● WORK INSTRUCTIONS:
Copy out all the records exactly.

● DATA SUPPLIED:
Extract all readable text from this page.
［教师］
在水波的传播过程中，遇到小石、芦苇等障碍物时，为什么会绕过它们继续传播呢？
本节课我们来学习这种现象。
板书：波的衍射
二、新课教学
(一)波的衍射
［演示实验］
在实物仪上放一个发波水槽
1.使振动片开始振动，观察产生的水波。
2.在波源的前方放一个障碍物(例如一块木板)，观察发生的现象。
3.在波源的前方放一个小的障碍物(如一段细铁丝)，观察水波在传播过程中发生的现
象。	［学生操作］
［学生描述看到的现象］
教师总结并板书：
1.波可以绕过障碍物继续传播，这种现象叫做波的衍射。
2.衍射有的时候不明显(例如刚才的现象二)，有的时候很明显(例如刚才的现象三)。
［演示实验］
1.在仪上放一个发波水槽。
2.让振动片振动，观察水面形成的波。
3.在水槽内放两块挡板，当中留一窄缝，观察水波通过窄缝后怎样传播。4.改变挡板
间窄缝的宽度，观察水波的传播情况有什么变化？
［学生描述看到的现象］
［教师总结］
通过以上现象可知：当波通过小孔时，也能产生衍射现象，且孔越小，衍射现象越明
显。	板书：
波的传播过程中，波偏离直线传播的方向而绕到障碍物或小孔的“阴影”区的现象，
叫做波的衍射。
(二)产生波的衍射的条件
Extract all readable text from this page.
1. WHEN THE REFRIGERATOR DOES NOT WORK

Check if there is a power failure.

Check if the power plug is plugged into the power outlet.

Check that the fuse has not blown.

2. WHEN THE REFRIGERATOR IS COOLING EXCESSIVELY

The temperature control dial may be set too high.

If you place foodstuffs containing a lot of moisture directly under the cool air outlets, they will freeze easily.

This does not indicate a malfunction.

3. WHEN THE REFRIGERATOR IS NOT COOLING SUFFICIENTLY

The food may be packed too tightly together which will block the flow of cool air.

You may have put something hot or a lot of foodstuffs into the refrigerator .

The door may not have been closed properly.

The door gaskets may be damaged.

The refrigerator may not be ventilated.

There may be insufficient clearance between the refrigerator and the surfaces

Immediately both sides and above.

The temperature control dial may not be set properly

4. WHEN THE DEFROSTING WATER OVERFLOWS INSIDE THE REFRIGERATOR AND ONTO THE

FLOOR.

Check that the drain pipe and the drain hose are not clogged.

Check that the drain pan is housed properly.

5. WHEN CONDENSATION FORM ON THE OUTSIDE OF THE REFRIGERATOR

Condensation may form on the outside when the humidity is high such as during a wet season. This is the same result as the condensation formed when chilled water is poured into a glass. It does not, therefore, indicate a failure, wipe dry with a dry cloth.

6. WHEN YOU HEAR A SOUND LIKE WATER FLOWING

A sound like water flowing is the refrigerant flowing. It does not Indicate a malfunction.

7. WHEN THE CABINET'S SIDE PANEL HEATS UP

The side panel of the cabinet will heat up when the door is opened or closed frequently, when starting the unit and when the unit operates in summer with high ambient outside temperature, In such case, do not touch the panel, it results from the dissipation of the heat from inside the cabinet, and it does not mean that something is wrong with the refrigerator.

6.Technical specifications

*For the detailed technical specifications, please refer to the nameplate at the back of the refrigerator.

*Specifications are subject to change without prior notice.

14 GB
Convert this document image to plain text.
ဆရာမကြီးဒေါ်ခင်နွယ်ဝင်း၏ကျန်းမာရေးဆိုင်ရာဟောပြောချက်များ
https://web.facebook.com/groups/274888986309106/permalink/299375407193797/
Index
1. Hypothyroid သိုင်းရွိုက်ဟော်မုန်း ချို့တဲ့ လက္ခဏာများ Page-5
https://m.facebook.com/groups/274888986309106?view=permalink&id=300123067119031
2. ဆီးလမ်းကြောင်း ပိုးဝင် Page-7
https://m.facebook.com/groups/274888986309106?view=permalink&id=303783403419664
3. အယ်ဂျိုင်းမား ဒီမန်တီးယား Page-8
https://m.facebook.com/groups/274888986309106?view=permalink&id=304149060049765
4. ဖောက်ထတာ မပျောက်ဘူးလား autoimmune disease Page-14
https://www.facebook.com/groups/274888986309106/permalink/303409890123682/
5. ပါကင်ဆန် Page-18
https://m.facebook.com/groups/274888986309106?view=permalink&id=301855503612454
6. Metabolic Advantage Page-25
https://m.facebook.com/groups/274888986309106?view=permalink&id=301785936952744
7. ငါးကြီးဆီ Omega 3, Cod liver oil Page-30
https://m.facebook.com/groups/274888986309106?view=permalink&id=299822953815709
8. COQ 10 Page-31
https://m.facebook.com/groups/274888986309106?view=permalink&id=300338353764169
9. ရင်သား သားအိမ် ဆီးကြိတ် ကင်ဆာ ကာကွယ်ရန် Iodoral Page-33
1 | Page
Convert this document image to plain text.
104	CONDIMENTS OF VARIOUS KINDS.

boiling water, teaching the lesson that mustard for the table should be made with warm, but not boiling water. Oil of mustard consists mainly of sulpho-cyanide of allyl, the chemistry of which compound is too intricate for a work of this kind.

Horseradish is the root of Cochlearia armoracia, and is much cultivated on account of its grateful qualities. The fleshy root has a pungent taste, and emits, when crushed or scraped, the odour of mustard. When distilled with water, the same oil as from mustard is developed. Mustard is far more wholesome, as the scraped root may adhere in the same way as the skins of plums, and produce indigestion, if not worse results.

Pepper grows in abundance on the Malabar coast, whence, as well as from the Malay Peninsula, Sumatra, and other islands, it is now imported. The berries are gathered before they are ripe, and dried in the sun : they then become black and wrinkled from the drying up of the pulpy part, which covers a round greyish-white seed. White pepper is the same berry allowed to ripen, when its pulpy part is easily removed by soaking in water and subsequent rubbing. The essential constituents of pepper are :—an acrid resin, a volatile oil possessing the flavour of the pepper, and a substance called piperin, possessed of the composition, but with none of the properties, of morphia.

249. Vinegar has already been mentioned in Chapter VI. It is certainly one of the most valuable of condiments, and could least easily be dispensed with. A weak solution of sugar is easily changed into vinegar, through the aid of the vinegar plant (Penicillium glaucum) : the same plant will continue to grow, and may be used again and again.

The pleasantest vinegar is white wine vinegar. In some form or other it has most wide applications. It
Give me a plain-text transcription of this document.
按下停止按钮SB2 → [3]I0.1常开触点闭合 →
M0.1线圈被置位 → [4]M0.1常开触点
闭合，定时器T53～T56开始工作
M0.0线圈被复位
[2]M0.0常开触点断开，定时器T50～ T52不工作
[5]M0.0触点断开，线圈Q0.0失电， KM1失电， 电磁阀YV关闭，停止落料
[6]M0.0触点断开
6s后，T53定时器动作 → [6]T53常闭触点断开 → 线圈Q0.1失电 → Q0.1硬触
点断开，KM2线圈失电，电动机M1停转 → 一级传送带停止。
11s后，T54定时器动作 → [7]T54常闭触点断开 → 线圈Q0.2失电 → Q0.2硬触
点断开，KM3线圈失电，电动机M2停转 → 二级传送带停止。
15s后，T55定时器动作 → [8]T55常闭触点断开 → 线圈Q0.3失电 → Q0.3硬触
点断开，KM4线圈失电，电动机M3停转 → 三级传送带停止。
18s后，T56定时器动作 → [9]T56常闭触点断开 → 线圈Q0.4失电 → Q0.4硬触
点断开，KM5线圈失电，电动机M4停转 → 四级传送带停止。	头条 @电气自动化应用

● SOLUTION TO THE EXERCISE:
Extract all readable text from this page.
［教师］
在水波的传播过程中，遇到小石、芦苇等障碍物时，为什么会绕过它们继续传播呢？
本节课我们来学习这种现象。
板书：波的衍射
二、新课教学
(一)波的衍射
［演示实验］
在实物仪上放一个发波水槽
1.使振动片开始振动，观察产生的水波。
2.在波源的前方放一个障碍物(例如一块木板)，观察发生的现象。
3.在波源的前方放一个小的障碍物(如一段细铁丝)，观察水波在传播过程中发生的现
象。	［学生操作］
［学生描述看到的现象］
教师总结并板书：
1.波可以绕过障碍物继续传播，这种现象叫做波的衍射。
2.衍射有的时候不明显(例如刚才的现象二)，有的时候很明显(例如刚才的现象三)。
［演示实验］
1.在仪上放一个发波水槽。
2.让振动片振动，观察水面形成的波。
3.在水槽内放两块挡板，当中留一窄缝，观察水波通过窄缝后怎样传播。4.改变挡板
间窄缝的宽度，观察水波的传播情况有什么变化？
［学生描述看到的现象］
［教师总结］
通过以上现象可知：当波通过小孔时，也能产生衍射现象，且孔越小，衍射现象越明
显。	板书：
波的传播过程中，波偏离直线传播的方向而绕到障碍物或小孔的“阴影”区的现象，
叫做波的衍射。
(二)产生波的衍射的条件
Extract all readable text from this page.
1. WHEN THE REFRIGERATOR DOES NOT WORK

Check if there is a power failure.

Check if the power plug is plugged into the power outlet.

Check that the fuse has not blown.

2. WHEN THE REFRIGERATOR IS COOLING EXCESSIVELY

The temperature control dial may be set too high.

If you place foodstuffs containing a lot of moisture directly under the cool air outlets, they will freeze easily.

This does not indicate a malfunction.

3. WHEN THE REFRIGERATOR IS NOT COOLING SUFFICIENTLY

The food may be packed too tightly together which will block the flow of cool air.

You may have put something hot or a lot of foodstuffs into the refrigerator .

The door may not have been closed properly.

The door gaskets may be damaged.

The refrigerator may not be ventilated.

There may be insufficient clearance between the refrigerator and the surfaces

Immediately both sides and above.

The temperature control dial may not be set properly

4. WHEN THE DEFROSTING WATER OVERFLOWS INSIDE THE REFRIGERATOR AND ONTO THE

FLOOR.

Check that the drain pipe and the drain hose are not clogged.

Check that the drain pan is housed properly.

5. WHEN CONDENSATION FORM ON THE OUTSIDE OF THE REFRIGERATOR

Condensation may form on the outside when the humidity is high such as during a wet season. This is the same result as the condensation formed when chilled water is poured into a glass. It does not, therefore, indicate a failure, wipe dry with a dry cloth.

6. WHEN YOU HEAR A SOUND LIKE WATER FLOWING

A sound like water flowing is the refrigerant flowing. It does not Indicate a malfunction.

7. WHEN THE CABINET'S SIDE PANEL HEATS UP

The side panel of the cabinet will heat up when the door is opened or closed frequently, when starting the unit and when the unit operates in summer with high ambient outside temperature, In such case, do not touch the panel, it results from the dissipation of the heat from inside the cabinet, and it does not mean that something is wrong with the refrigerator.

6.Technical specifications

*For the detailed technical specifications, please refer to the nameplate at the back of the refrigerator.

*Specifications are subject to change without prior notice.

14 GB
Convert this document image to plain text.
ဆရာမကြီးဒေါ်ခင်နွယ်ဝင်း၏ကျန်းမာရေးဆိုင်ရာဟောပြောချက်များ
https://web.facebook.com/groups/274888986309106/permalink/299375407193797/
Index
1. Hypothyroid သိုင်းရွိုက်ဟော်မုန်း ချို့တဲ့ လက္ခဏာများ Page-5
https://m.facebook.com/groups/274888986309106?view=permalink&id=300123067119031
2. ဆီးလမ်းကြောင်း ပိုးဝင် Page-7
https://m.facebook.com/groups/274888986309106?view=permalink&id=303783403419664
3. အယ်ဂျိုင်းမား ဒီမန်တီးယား Page-8
https://m.facebook.com/groups/274888986309106?view=permalink&id=304149060049765
4. ဖောက်ထတာ မပျောက်ဘူးလား autoimmune disease Page-14
https://www.facebook.com/groups/274888986309106/permalink/303409890123682/
5. ပါကင်ဆန် Page-18
https://m.facebook.com/groups/274888986309106?view=permalink&id=301855503612454
6. Metabolic Advantage Page-25
https://m.facebook.com/groups/274888986309106?view=permalink&id=301785936952744
7. ငါးကြီးဆီ Omega 3, Cod liver oil Page-30
https://m.facebook.com/groups/274888986309106?view=permalink&id=299822953815709
8. COQ 10 Page-31
https://m.facebook.com/groups/274888986309106?view=permalink&id=300338353764169
9. ရင်သား သားအိမ် ဆီးကြိတ် ကင်ဆာ ကာကွယ်ရန် Iodoral Page-33
1 | Page
Convert this document image to plain text.
104	CONDIMENTS OF VARIOUS KINDS.

boiling water, teaching the lesson that mustard for the table should be made with warm, but not boiling water. Oil of mustard consists mainly of sulpho-cyanide of allyl, the chemistry of which compound is too intricate for a work of this kind.

Horseradish is the root of Cochlearia armoracia, and is much cultivated on account of its grateful qualities. The fleshy root has a pungent taste, and emits, when crushed or scraped, the odour of mustard. When distilled with water, the same oil as from mustard is developed. Mustard is far more wholesome, as the scraped root may adhere in the same way as the skins of plums, and produce indigestion, if not worse results.

Pepper grows in abundance on the Malabar coast, whence, as well as from the Malay Peninsula, Sumatra, and other islands, it is now imported. The berries are gathered before they are ripe, and dried in the sun : they then become black and wrinkled from the drying up of the pulpy part, which covers a round greyish-white seed. White pepper is the same berry allowed to ripen, when its pulpy part is easily removed by soaking in water and subsequent rubbing. The essential constituents of pepper are :—an acrid resin, a volatile oil possessing the flavour of the pepper, and a substance called piperin, possessed of the composition, but with none of the properties, of morphia.

249. Vinegar has already been mentioned in Chapter VI. It is certainly one of the most valuable of condiments, and could least easily be dispensed with. A weak solution of sugar is easily changed into vinegar, through the aid of the vinegar plant (Penicillium glaucum) : the same plant will continue to grow, and may be used again and again.

The pleasantest vinegar is white wine vinegar. In some form or other it has most wide applications. It
Give me a plain-text transcription of this document.
按下停止按钮SB2 → [3]I0.1常开触点闭合 →
M0.1线圈被置位 → [4]M0.1常开触点
闭合，定时器T53～T56开始工作
M0.0线圈被复位
[2]M0.0常开触点断开，定时器T50～ T52不工作
[5]M0.0触点断开，线圈Q0.0失电， KM1失电， 电磁阀YV关闭，停止落料
[6]M0.0触点断开
6s后，T53定时器动作 → [6]T53常闭触点断开 → 线圈Q0.1失电 → Q0.1硬触
点断开，KM2线圈失电，电动机M1停转 → 一级传送带停止。
11s后，T54定时器动作 → [7]T54常闭触点断开 → 线圈Q0.2失电 → Q0.2硬触
点断开，KM3线圈失电，电动机M2停转 → 二级传送带停止。
15s后，T55定时器动作 → [8]T55常闭触点断开 → 线圈Q0.3失电 → Q0.3硬触
点断开，KM4线圈失电，电动机M3停转 → 三级传送带停止。
18s后，T56定时器动作 → [9]T56常闭触点断开 → 线圈Q0.4失电 → Q0.4硬触
点断开，KM5线圈失电，电动机M4停转 → 四级传送带停止。	头条 @电气自动化应用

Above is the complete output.